## TASK DIRECTIONS
Render each line of the data below as a row of a Markdown table with the columns "Row" and "Line," numbering rows in order and omitting blank lines.

## Collected data
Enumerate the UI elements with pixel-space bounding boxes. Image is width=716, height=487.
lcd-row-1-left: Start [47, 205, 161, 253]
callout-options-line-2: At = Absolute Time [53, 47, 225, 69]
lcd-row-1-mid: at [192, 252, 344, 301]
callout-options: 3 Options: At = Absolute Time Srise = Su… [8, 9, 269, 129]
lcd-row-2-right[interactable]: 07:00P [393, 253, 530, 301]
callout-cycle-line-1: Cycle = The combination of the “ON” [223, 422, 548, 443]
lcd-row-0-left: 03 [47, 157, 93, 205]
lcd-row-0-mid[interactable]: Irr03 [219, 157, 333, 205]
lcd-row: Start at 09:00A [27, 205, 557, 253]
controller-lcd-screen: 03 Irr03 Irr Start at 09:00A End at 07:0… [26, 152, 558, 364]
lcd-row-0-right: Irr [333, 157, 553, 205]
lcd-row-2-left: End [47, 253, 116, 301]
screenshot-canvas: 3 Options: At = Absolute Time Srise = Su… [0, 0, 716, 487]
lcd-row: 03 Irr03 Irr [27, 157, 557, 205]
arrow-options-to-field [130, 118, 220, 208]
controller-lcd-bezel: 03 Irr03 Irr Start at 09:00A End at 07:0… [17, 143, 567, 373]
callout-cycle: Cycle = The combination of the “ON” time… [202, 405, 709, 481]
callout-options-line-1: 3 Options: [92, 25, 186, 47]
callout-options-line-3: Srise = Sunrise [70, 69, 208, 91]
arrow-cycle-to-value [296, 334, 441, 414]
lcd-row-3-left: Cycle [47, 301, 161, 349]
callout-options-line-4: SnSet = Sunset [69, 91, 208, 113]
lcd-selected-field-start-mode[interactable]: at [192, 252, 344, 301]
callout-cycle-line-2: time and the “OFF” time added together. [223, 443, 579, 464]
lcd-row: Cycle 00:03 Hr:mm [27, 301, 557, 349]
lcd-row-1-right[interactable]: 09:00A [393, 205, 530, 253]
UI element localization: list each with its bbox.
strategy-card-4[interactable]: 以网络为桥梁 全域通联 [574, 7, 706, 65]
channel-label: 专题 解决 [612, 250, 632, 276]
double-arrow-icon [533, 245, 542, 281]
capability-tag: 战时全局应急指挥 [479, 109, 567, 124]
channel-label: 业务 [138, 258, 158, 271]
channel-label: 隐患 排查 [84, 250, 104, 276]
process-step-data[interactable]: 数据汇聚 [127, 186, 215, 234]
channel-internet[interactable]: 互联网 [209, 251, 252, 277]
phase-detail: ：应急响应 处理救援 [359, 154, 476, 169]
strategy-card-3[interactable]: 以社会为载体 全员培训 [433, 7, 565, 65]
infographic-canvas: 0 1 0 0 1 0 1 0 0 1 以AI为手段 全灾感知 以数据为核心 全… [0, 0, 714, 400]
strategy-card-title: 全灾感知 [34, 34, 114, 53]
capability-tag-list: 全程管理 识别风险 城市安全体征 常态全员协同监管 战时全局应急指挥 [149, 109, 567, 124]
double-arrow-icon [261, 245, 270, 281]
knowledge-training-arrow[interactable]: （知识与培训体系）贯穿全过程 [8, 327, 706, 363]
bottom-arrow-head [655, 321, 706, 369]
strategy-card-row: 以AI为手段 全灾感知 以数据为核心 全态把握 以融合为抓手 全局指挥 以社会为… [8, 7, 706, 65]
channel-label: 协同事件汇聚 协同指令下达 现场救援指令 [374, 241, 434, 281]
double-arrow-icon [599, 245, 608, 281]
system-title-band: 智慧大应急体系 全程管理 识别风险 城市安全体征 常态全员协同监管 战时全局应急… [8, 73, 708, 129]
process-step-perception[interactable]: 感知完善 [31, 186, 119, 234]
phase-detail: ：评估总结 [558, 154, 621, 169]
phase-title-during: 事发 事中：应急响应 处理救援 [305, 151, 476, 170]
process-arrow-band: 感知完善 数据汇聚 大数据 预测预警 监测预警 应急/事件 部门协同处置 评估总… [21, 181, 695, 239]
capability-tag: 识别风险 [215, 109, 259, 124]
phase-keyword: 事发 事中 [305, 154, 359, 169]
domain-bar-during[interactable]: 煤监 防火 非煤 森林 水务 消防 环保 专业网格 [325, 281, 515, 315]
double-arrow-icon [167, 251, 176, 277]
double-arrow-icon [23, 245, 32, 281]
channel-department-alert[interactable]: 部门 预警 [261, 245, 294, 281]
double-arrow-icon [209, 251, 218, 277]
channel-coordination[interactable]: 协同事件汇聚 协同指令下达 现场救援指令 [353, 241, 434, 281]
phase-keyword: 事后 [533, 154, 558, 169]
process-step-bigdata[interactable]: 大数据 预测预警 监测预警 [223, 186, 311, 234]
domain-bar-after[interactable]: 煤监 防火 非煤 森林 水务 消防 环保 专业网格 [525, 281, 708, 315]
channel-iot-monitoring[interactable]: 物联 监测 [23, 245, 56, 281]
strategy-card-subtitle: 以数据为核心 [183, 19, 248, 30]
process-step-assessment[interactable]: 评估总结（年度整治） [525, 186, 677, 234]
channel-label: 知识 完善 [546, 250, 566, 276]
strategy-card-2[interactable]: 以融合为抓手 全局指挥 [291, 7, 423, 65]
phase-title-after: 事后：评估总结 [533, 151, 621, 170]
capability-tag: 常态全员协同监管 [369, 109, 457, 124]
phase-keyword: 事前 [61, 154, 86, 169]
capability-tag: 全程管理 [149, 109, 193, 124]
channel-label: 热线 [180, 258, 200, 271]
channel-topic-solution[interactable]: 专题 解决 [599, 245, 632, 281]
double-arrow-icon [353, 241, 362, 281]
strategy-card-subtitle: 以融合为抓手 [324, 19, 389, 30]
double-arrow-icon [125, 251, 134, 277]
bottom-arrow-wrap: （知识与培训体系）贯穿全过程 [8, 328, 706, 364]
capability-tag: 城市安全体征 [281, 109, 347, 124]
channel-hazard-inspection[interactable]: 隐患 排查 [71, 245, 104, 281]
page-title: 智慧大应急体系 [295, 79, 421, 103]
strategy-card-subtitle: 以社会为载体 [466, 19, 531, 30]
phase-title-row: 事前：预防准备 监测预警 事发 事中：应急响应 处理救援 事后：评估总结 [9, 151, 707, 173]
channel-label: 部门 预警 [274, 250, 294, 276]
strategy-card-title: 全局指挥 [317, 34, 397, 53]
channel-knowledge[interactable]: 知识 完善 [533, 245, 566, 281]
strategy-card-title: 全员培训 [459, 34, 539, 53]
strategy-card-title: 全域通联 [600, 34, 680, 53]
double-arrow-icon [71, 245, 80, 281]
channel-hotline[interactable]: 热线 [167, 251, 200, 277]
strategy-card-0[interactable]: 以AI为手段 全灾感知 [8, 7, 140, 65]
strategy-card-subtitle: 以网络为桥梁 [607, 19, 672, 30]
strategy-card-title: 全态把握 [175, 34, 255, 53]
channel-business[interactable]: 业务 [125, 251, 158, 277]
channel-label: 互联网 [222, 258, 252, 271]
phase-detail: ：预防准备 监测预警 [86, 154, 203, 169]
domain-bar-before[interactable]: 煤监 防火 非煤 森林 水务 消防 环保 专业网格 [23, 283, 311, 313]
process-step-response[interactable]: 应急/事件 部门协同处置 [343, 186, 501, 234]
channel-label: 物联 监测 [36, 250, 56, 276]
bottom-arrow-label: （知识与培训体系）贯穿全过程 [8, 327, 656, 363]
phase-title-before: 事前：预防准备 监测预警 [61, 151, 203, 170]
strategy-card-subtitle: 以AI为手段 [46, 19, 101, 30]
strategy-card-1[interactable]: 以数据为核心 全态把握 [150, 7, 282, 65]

## WRITTEN SOLUTION
| Row | Line |
|---|---|
| 1 | Enumerate the UI elements with pixel-space bounding boxes. Image is width=716, height=487. |
| 2 | lcd-row-1-left: Start [47, 205, 161, 253] |
| 3 | callout-options-line-2: At = Absolute Time [53, 47, 225, 69] |
| 4 | lcd-row-1-mid: at [192, 252, 344, 301] |
| 5 | callout-options: 3 Options: At = Absolute Time Srise = Su… [8, 9, 269, 129] |
| 6 | lcd-row-2-right[interactable]: 07:00P [393, 253, 530, 301] |
| 7 | callout-cycle-line-1: Cycle = The combination of the “ON” [223, 422, 548, 443] |
| 8 | lcd-row-0-left: 03 [47, 157, 93, 205] |
| 9 | lcd-row-0-mid[interactable]: Irr03 [219, 157, 333, 205] |
| 10 | lcd-row: Start at 09:00A [27, 205, 557, 253] |
| 11 | controller-lcd-screen: 03 Irr03 Irr Start at 09:00A End at 07:0… [26, 152, 558, 364] |
| 12 | lcd-row-0-right: Irr [333, 157, 553, 205] |
| 13 | lcd-row-2-left: End [47, 253, 116, 301] |
| 14 | screenshot-canvas: 3 Options: At = Absolute Time Srise = Su… [0, 0, 716, 487] |
| 15 | lcd-row: 03 Irr03 Irr [27, 157, 557, 205] |
| 16 | arrow-options-to-field [130, 118, 220, 208] |
| 17 | controller-lcd-bezel: 03 Irr03 Irr Start at 09:00A End at 07:0… [17, 143, 567, 373] |
| 18 | callout-cycle: Cycle = The combination of the “ON” time… [202, 405, 709, 481] |
| 19 | callout-options-line-1: 3 Options: [92, 25, 186, 47] |
| 20 | callout-options-line-3: Srise = Sunrise [70, 69, 208, 91] |
| 21 | arrow-cycle-to-value [296, 334, 441, 414] |
| 22 | lcd-row-3-left: Cycle [47, 301, 161, 349] |
| 23 | callout-options-line-4: SnSet = Sunset [69, 91, 208, 113] |
| 24 | lcd-selected-field-start-mode[interactable]: at [192, 252, 344, 301] |
| 25 | callout-cycle-line-2: time and the “OFF” time added together. [223, 443, 579, 464] |
| 26 | lcd-row: Cycle 00:03 Hr:mm [27, 301, 557, 349] |
| 27 | lcd-row-1-right[interactable]: 09:00A [393, 205, 530, 253] |
| 28 | UI element localization: list each with its bbox. |
| 29 | strategy-card-4[interactable]: 以网络为桥梁 全域通联 [574, 7, 706, 65] |
| 30 | channel-label: 专题 解决 [612, 250, 632, 276] |
| 31 | double-arrow-icon [533, 245, 542, 281] |
| 32 | capability-tag: 战时全局应急指挥 [479, 109, 567, 124] |
| 33 | channel-label: 业务 [138, 258, 158, 271] |
| 34 | channel-label: 隐患 排查 [84, 250, 104, 276] |
| 35 | process-step-data[interactable]: 数据汇聚 [127, 186, 215, 234] |
| 36 | channel-internet[interactable]: 互联网 [209, 251, 252, 277] |
| 37 | phase-detail: ：应急响应 处理救援 [359, 154, 476, 169] |
| 38 | strategy-card-3[interactable]: 以社会为载体 全员培训 [433, 7, 565, 65] |
| 39 | infographic-canvas: 0 1 0 0 1 0 1 0 0 1 以AI为手段 全灾感知 以数据为核心 全… [0, 0, 714, 400] |
| 40 | strategy-card-title: 全灾感知 [34, 34, 114, 53] |
| 41 | capability-tag-list: 全程管理 识别风险 城市安全体征 常态全员协同监管 战时全局应急指挥 [149, 109, 567, 124] |
| 42 | double-arrow-icon [261, 245, 270, 281] |
| 43 | knowledge-training-arrow[interactable]: （知识与培训体系）贯穿全过程 [8, 327, 706, 363] |
| 44 | bottom-arrow-head [655, 321, 706, 369] |
| 45 | strategy-card-row: 以AI为手段 全灾感知 以数据为核心 全态把握 以融合为抓手 全局指挥 以社会为… [8, 7, 706, 65] |
| 46 | channel-label: 协同事件汇聚 协同指令下达 现场救援指令 [374, 241, 434, 281] |
| 47 | double-arrow-icon [599, 245, 608, 281] |
| 48 | system-title-band: 智慧大应急体系 全程管理 识别风险 城市安全体征 常态全员协同监管 战时全局应急… [8, 73, 708, 129] |
| 49 | process-step-perception[interactable]: 感知完善 [31, 186, 119, 234] |
| 50 | phase-detail: ：评估总结 [558, 154, 621, 169] |
| 51 | phase-title-during: 事发 事中：应急响应 处理救援 [305, 151, 476, 170] |
| 52 | process-arrow-band: 感知完善 数据汇聚 大数据 预测预警 监测预警 应急/事件 部门协同处置 评估总… [21, 181, 695, 239] |
| 53 | capability-tag: 识别风险 [215, 109, 259, 124] |
| 54 | phase-keyword: 事发 事中 [305, 154, 359, 169] |
| 55 | domain-bar-during[interactable]: 煤监 防火 非煤 森林 水务 消防 环保 专业网格 [325, 281, 515, 315] |
| 56 | double-arrow-icon [167, 251, 176, 277] |
| 57 | double-arrow-icon [23, 245, 32, 281] |
| 58 | channel-department-alert[interactable]: 部门 预警 [261, 245, 294, 281] |
| 59 | double-arrow-icon [209, 251, 218, 277] |
| 60 | channel-coordination[interactable]: 协同事件汇聚 协同指令下达 现场救援指令 [353, 241, 434, 281] |
| 61 | phase-keyword: 事后 [533, 154, 558, 169] |
| 62 | process-step-bigdata[interactable]: 大数据 预测预警 监测预警 [223, 186, 311, 234] |
| 63 | domain-bar-after[interactable]: 煤监 防火 非煤 森林 水务 消防 环保 专业网格 [525, 281, 708, 315] |
| 64 | channel-iot-monitoring[interactable]: 物联 监测 [23, 245, 56, 281] |
| 65 | strategy-card-subtitle: 以数据为核心 [183, 19, 248, 30] |
| 66 | process-step-assessment[interactable]: 评估总结（年度整治） [525, 186, 677, 234] |
| 67 | channel-label: 知识 完善 [546, 250, 566, 276] |
| 68 | strategy-card-2[interactable]: 以融合为抓手 全局指挥 [291, 7, 423, 65] |
| 69 | phase-title-after: 事后：评估总结 [533, 151, 621, 170] |
| 70 | capability-tag: 常态全员协同监管 [369, 109, 457, 124] |
| 71 | phase-keyword: 事前 [61, 154, 86, 169] |
| 72 | capability-tag: 全程管理 [149, 109, 193, 124] |
| 73 | channel-label: 热线 [180, 258, 200, 271] |
| 74 | channel-topic-solution[interactable]: 专题 解决 [599, 245, 632, 281] |
| 75 | double-arrow-icon [353, 241, 362, 281] |
| 76 | strategy-card-subtitle: 以融合为抓手 [324, 19, 389, 30] |
| 77 | double-arrow-icon [125, 251, 134, 277] |
| 78 | bottom-arrow-wrap: （知识与培训体系）贯穿全过程 [8, 328, 706, 364] |
| 79 | capability-tag: 城市安全体征 [281, 109, 347, 124] |
| 80 | channel-hazard-inspection[interactable]: 隐患 排查 [71, 245, 104, 281] |
| 81 | page-title: 智慧大应急体系 [295, 79, 421, 103] |
| 82 | strategy-card-subtitle: 以社会为载体 [466, 19, 531, 30] |
| 83 | phase-title-row: 事前：预防准备 监测预警 事发 事中：应急响应 处理救援 事后：评估总结 [9, 151, 707, 173] |
| 84 | channel-label: 部门 预警 [274, 250, 294, 276] |
| 85 | strategy-card-title: 全局指挥 [317, 34, 397, 53] |
| 86 | channel-knowledge[interactable]: 知识 完善 [533, 245, 566, 281] |
| 87 | strategy-card-title: 全员培训 [459, 34, 539, 53] |
| 88 | strategy-card-title: 全域通联 [600, 34, 680, 53] |
| 89 | double-arrow-icon [71, 245, 80, 281] |
| 90 | channel-hotline[interactable]: 热线 [167, 251, 200, 277] |
| 91 | strategy-card-0[interactable]: 以AI为手段 全灾感知 [8, 7, 140, 65] |
| 92 | strategy-card-subtitle: 以网络为桥梁 [607, 19, 672, 30] |
| 93 | strategy-card-title: 全态把握 [175, 34, 255, 53] |
| 94 | channel-business[interactable]: 业务 [125, 251, 158, 277] |
| 95 | channel-label: 互联网 [222, 258, 252, 271] |
| 96 | phase-detail: ：预防准备 监测预警 [86, 154, 203, 169] |
| 97 | domain-bar-before[interactable]: 煤监 防火 非煤 森林 水务 消防 环保 专业网格 [23, 283, 311, 313] |
| 98 | process-step-response[interactable]: 应急/事件 部门协同处置 [343, 186, 501, 234] |
| 99 | channel-label: 物联 监测 [36, 250, 56, 276] |
| 100 | bottom-arrow-label: （知识与培训体系）贯穿全过程 [8, 327, 656, 363] |
| 101 | phase-title-before: 事前：预防准备 监测预警 [61, 151, 203, 170] |
| 102 | strategy-card-subtitle: 以AI为手段 [46, 19, 101, 30] |
| 103 | strategy-card-1[interactable]: 以数据为核心 全态把握 [150, 7, 282, 65] |